OBJECTIVE:
Copy each line exactly. Drop every picture.

Stored items from a collection:
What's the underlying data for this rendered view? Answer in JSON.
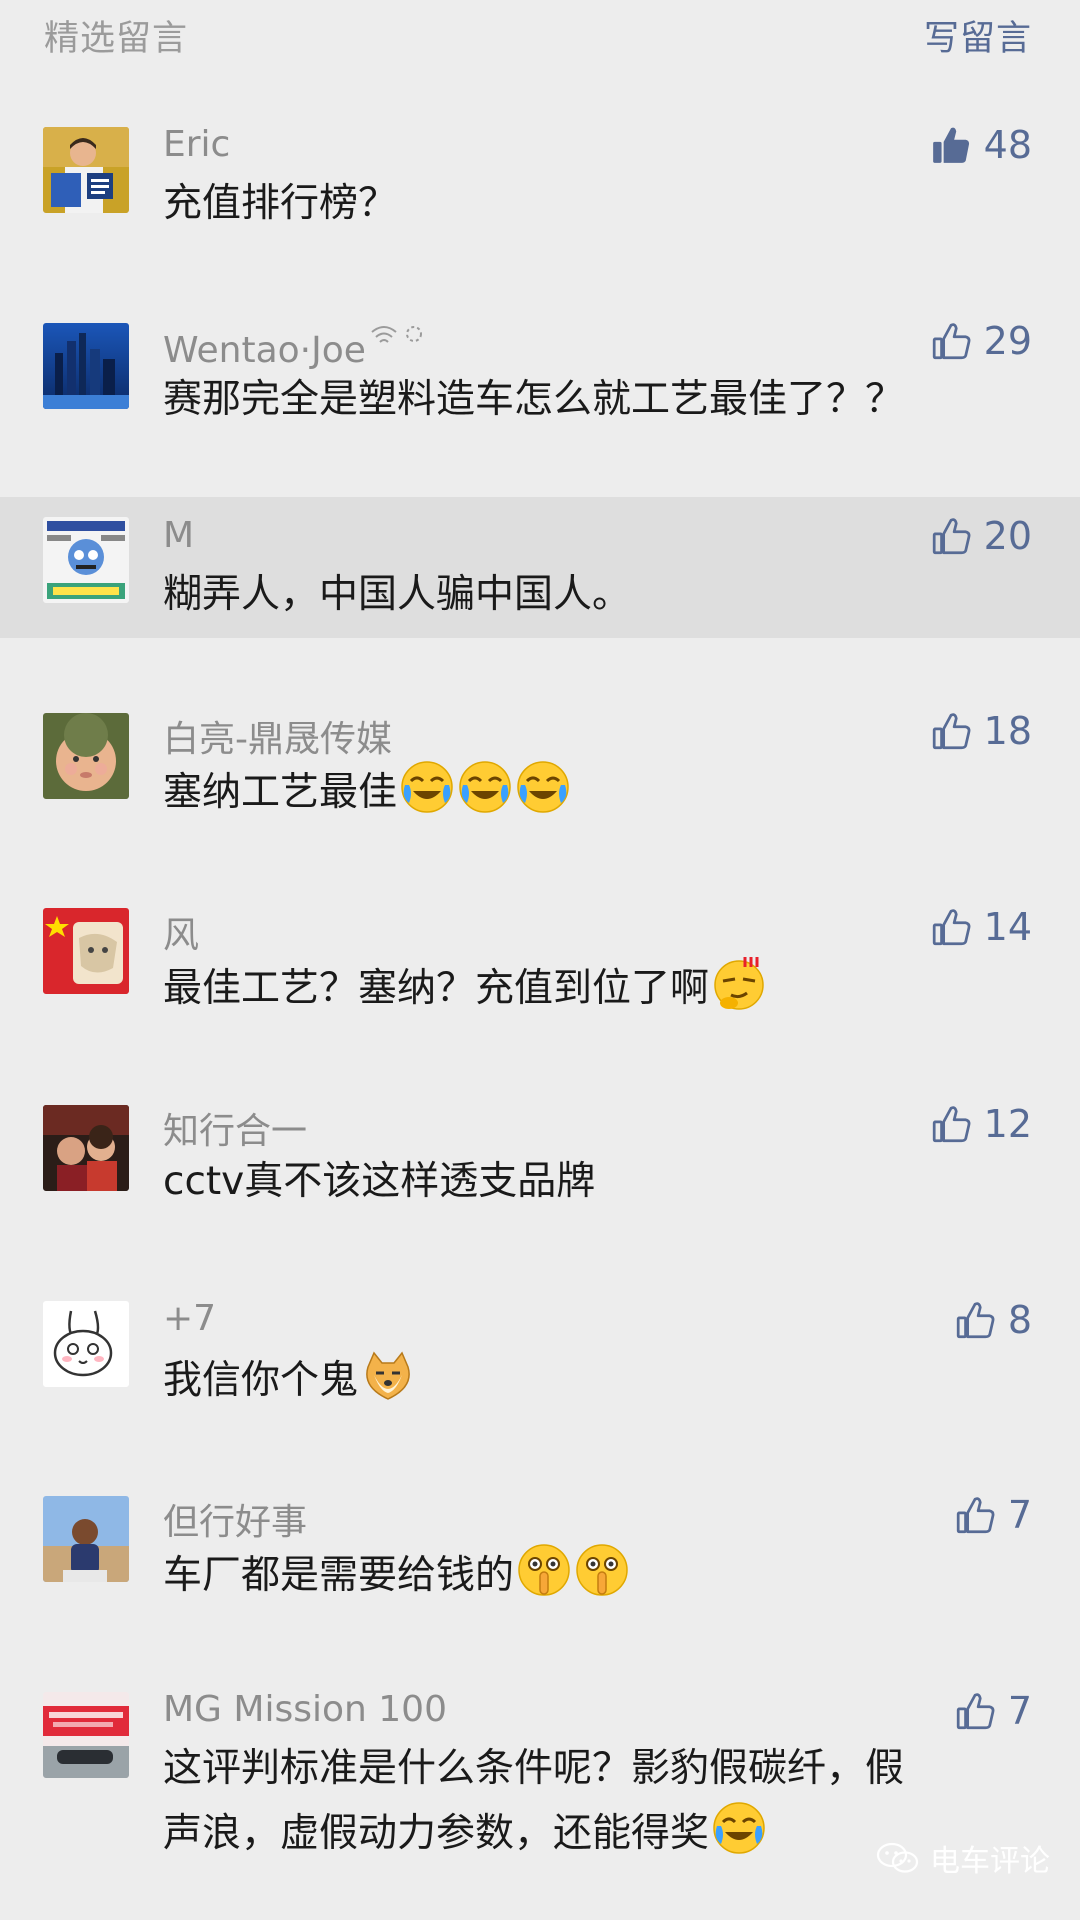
{
  "header": {
    "title": "精选留言",
    "write_label": "写留言"
  },
  "comments": [
    {
      "nickname": "Eric",
      "text": "充值排行榜？",
      "likes": "48",
      "liked": true
    },
    {
      "nickname": "Wentao·Joe",
      "text": "赛那完全是塑料造车怎么就工艺最佳了？？",
      "likes": "29",
      "liked": false
    },
    {
      "nickname": "M",
      "text": "糊弄人，中国人骗中国人。",
      "likes": "20",
      "liked": false
    },
    {
      "nickname": "白亮-鼎晟传媒",
      "text": "塞纳工艺最佳",
      "likes": "18",
      "liked": false
    },
    {
      "nickname": "风",
      "text": "最佳工艺？塞纳？充值到位了啊",
      "likes": "14",
      "liked": false
    },
    {
      "nickname": "知行合一",
      "text": "cctv真不该这样透支品牌",
      "likes": "12",
      "liked": false
    },
    {
      "nickname": "+7",
      "text": "我信你个鬼",
      "likes": "8",
      "liked": false
    },
    {
      "nickname": "但行好事",
      "text": "车厂都是需要给钱的",
      "likes": "7",
      "liked": false
    },
    {
      "nickname": "MG Mission 100",
      "text_line1": "这评判标准是什么条件呢？影豹假碳纤，假",
      "text_line2": "声浪，虚假动力参数，还能得奖",
      "likes": "7",
      "liked": false
    }
  ],
  "watermark": "电车评论",
  "colors": {
    "background": "#ededed",
    "highlight_row": "#dedede",
    "link_blue": "#576b95",
    "nickname_gray": "#8c8c8c"
  }
}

RESPONSE BELOW:
What's the underlying data for this rendered view? Answer in JSON.
{
  "header": {
    "title": "精选留言",
    "write_label": "写留言"
  },
  "comments": [
    {
      "nickname": "Eric",
      "text": "充值排行榜？",
      "likes": "48",
      "liked": true
    },
    {
      "nickname": "Wentao·Joe",
      "text": "赛那完全是塑料造车怎么就工艺最佳了？？",
      "likes": "29",
      "liked": false
    },
    {
      "nickname": "M",
      "text": "糊弄人，中国人骗中国人。",
      "likes": "20",
      "liked": false
    },
    {
      "nickname": "白亮-鼎晟传媒",
      "text": "塞纳工艺最佳",
      "likes": "18",
      "liked": false
    },
    {
      "nickname": "风",
      "text": "最佳工艺？塞纳？充值到位了啊",
      "likes": "14",
      "liked": false
    },
    {
      "nickname": "知行合一",
      "text": "cctv真不该这样透支品牌",
      "likes": "12",
      "liked": false
    },
    {
      "nickname": "+7",
      "text": "我信你个鬼",
      "likes": "8",
      "liked": false
    },
    {
      "nickname": "但行好事",
      "text": "车厂都是需要给钱的",
      "likes": "7",
      "liked": false
    },
    {
      "nickname": "MG Mission 100",
      "text_line1": "这评判标准是什么条件呢？影豹假碳纤，假",
      "text_line2": "声浪，虚假动力参数，还能得奖",
      "likes": "7",
      "liked": false
    }
  ],
  "watermark": "电车评论",
  "colors": {
    "background": "#ededed",
    "highlight_row": "#dedede",
    "link_blue": "#576b95",
    "nickname_gray": "#8c8c8c"
  }
}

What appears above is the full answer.